• WHAT YOU NEED TO DO:
The entries below are to be written out again without alteration.

(Lines of data)
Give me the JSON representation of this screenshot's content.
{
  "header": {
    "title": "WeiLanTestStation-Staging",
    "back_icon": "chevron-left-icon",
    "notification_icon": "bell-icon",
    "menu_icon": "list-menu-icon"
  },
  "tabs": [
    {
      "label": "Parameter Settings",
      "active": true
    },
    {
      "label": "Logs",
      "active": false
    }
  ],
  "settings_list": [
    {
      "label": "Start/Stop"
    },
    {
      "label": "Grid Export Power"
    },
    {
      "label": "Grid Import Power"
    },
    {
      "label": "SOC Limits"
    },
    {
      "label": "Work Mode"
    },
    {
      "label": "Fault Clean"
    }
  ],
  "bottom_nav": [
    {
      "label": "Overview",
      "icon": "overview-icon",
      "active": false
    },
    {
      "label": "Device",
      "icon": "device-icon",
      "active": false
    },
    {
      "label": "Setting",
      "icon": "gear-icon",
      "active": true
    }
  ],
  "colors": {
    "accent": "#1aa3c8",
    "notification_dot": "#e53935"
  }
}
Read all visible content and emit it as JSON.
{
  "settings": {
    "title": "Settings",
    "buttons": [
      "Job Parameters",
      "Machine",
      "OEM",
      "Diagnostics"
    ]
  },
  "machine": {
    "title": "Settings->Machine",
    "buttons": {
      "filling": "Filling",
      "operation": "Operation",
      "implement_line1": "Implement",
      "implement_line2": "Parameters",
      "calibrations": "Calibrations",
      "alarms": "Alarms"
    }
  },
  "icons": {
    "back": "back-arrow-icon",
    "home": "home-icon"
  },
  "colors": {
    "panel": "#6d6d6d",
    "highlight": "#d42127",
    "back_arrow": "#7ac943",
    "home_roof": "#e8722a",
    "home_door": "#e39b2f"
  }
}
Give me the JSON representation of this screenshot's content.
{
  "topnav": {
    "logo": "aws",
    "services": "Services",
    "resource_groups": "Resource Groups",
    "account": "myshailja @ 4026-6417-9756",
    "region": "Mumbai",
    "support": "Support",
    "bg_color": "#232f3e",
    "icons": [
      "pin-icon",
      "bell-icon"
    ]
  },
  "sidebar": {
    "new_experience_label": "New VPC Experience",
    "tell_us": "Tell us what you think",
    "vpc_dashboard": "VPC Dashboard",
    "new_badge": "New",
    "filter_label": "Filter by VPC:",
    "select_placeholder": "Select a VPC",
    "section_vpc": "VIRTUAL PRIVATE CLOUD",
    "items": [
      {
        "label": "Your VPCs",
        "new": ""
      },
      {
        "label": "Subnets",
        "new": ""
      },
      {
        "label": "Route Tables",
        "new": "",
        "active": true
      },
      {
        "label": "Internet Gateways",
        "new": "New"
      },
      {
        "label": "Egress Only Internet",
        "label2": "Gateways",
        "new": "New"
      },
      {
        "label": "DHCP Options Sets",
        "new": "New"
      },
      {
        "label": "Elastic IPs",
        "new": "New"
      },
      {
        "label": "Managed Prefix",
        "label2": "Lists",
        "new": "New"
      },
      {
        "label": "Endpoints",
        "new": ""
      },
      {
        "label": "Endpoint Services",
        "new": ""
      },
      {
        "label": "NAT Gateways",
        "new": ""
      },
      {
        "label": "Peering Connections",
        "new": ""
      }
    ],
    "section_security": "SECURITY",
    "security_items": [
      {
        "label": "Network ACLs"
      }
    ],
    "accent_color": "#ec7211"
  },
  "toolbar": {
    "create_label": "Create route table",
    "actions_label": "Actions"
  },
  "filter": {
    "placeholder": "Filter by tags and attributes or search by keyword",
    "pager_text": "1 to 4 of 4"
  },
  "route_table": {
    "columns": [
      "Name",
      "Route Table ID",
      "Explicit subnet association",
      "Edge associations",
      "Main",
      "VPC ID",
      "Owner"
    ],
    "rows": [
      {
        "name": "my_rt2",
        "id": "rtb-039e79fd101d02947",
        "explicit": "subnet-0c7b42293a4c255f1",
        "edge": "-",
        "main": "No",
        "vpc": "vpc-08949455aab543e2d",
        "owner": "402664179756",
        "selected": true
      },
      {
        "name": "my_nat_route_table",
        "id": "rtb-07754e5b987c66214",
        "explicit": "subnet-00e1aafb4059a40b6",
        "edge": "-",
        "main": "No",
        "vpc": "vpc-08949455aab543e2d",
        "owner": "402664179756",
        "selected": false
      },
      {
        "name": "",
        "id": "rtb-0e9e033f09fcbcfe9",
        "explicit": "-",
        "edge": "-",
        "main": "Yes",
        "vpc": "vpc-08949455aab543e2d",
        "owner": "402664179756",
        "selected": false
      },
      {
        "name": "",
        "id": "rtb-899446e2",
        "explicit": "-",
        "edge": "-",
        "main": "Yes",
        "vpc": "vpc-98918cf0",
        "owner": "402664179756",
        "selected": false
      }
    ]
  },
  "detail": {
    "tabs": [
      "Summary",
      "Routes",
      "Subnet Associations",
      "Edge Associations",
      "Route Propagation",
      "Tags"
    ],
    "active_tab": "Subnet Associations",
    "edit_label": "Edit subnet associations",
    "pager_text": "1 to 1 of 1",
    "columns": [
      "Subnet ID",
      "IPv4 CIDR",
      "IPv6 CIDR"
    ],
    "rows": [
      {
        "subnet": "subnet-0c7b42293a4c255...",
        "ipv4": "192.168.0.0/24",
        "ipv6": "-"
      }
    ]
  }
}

• WRITTEN REPLY:
Give me the JSON representation of this screenshot's content.
{
  "header": {
    "title": "WeiLanTestStation-Staging",
    "back_icon": "chevron-left-icon",
    "notification_icon": "bell-icon",
    "menu_icon": "list-menu-icon"
  },
  "tabs": [
    {
      "label": "Parameter Settings",
      "active": true
    },
    {
      "label": "Logs",
      "active": false
    }
  ],
  "settings_list": [
    {
      "label": "Start/Stop"
    },
    {
      "label": "Grid Export Power"
    },
    {
      "label": "Grid Import Power"
    },
    {
      "label": "SOC Limits"
    },
    {
      "label": "Work Mode"
    },
    {
      "label": "Fault Clean"
    }
  ],
  "bottom_nav": [
    {
      "label": "Overview",
      "icon": "overview-icon",
      "active": false
    },
    {
      "label": "Device",
      "icon": "device-icon",
      "active": false
    },
    {
      "label": "Setting",
      "icon": "gear-icon",
      "active": true
    }
  ],
  "colors": {
    "accent": "#1aa3c8",
    "notification_dot": "#e53935"
  }
}
Read all visible content and emit it as JSON.
{
  "settings": {
    "title": "Settings",
    "buttons": [
      "Job Parameters",
      "Machine",
      "OEM",
      "Diagnostics"
    ]
  },
  "machine": {
    "title": "Settings->Machine",
    "buttons": {
      "filling": "Filling",
      "operation": "Operation",
      "implement_line1": "Implement",
      "implement_line2": "Parameters",
      "calibrations": "Calibrations",
      "alarms": "Alarms"
    }
  },
  "icons": {
    "back": "back-arrow-icon",
    "home": "home-icon"
  },
  "colors": {
    "panel": "#6d6d6d",
    "highlight": "#d42127",
    "back_arrow": "#7ac943",
    "home_roof": "#e8722a",
    "home_door": "#e39b2f"
  }
}
Give me the JSON representation of this screenshot's content.
{
  "topnav": {
    "logo": "aws",
    "services": "Services",
    "resource_groups": "Resource Groups",
    "account": "myshailja @ 4026-6417-9756",
    "region": "Mumbai",
    "support": "Support",
    "bg_color": "#232f3e",
    "icons": [
      "pin-icon",
      "bell-icon"
    ]
  },
  "sidebar": {
    "new_experience_label": "New VPC Experience",
    "tell_us": "Tell us what you think",
    "vpc_dashboard": "VPC Dashboard",
    "new_badge": "New",
    "filter_label": "Filter by VPC:",
    "select_placeholder": "Select a VPC",
    "section_vpc": "VIRTUAL PRIVATE CLOUD",
    "items": [
      {
        "label": "Your VPCs",
        "new": ""
      },
      {
        "label": "Subnets",
        "new": ""
      },
      {
        "label": "Route Tables",
        "new": "",
        "active": true
      },
      {
        "label": "Internet Gateways",
        "new": "New"
      },
      {
        "label": "Egress Only Internet",
        "label2": "Gateways",
        "new": "New"
      },
      {
        "label": "DHCP Options Sets",
        "new": "New"
      },
      {
        "label": "Elastic IPs",
        "new": "New"
      },
      {
        "label": "Managed Prefix",
        "label2": "Lists",
        "new": "New"
      },
      {
        "label": "Endpoints",
        "new": ""
      },
      {
        "label": "Endpoint Services",
        "new": ""
      },
      {
        "label": "NAT Gateways",
        "new": ""
      },
      {
        "label": "Peering Connections",
        "new": ""
      }
    ],
    "section_security": "SECURITY",
    "security_items": [
      {
        "label": "Network ACLs"
      }
    ],
    "accent_color": "#ec7211"
  },
  "toolbar": {
    "create_label": "Create route table",
    "actions_label": "Actions"
  },
  "filter": {
    "placeholder": "Filter by tags and attributes or search by keyword",
    "pager_text": "1 to 4 of 4"
  },
  "route_table": {
    "columns": [
      "Name",
      "Route Table ID",
      "Explicit subnet association",
      "Edge associations",
      "Main",
      "VPC ID",
      "Owner"
    ],
    "rows": [
      {
        "name": "my_rt2",
        "id": "rtb-039e79fd101d02947",
        "explicit": "subnet-0c7b42293a4c255f1",
        "edge": "-",
        "main": "No",
        "vpc": "vpc-08949455aab543e2d",
        "owner": "402664179756",
        "selected": true
      },
      {
        "name": "my_nat_route_table",
        "id": "rtb-07754e5b987c66214",
        "explicit": "subnet-00e1aafb4059a40b6",
        "edge": "-",
        "main": "No",
        "vpc": "vpc-08949455aab543e2d",
        "owner": "402664179756",
        "selected": false
      },
      {
        "name": "",
        "id": "rtb-0e9e033f09fcbcfe9",
        "explicit": "-",
        "edge": "-",
        "main": "Yes",
        "vpc": "vpc-08949455aab543e2d",
        "owner": "402664179756",
        "selected": false
      },
      {
        "name": "",
        "id": "rtb-899446e2",
        "explicit": "-",
        "edge": "-",
        "main": "Yes",
        "vpc": "vpc-98918cf0",
        "owner": "402664179756",
        "selected": false
      }
    ]
  },
  "detail": {
    "tabs": [
      "Summary",
      "Routes",
      "Subnet Associations",
      "Edge Associations",
      "Route Propagation",
      "Tags"
    ],
    "active_tab": "Subnet Associations",
    "edit_label": "Edit subnet associations",
    "pager_text": "1 to 1 of 1",
    "columns": [
      "Subnet ID",
      "IPv4 CIDR",
      "IPv6 CIDR"
    ],
    "rows": [
      {
        "subnet": "subnet-0c7b42293a4c255...",
        "ipv4": "192.168.0.0/24",
        "ipv6": "-"
      }
    ]
  }
}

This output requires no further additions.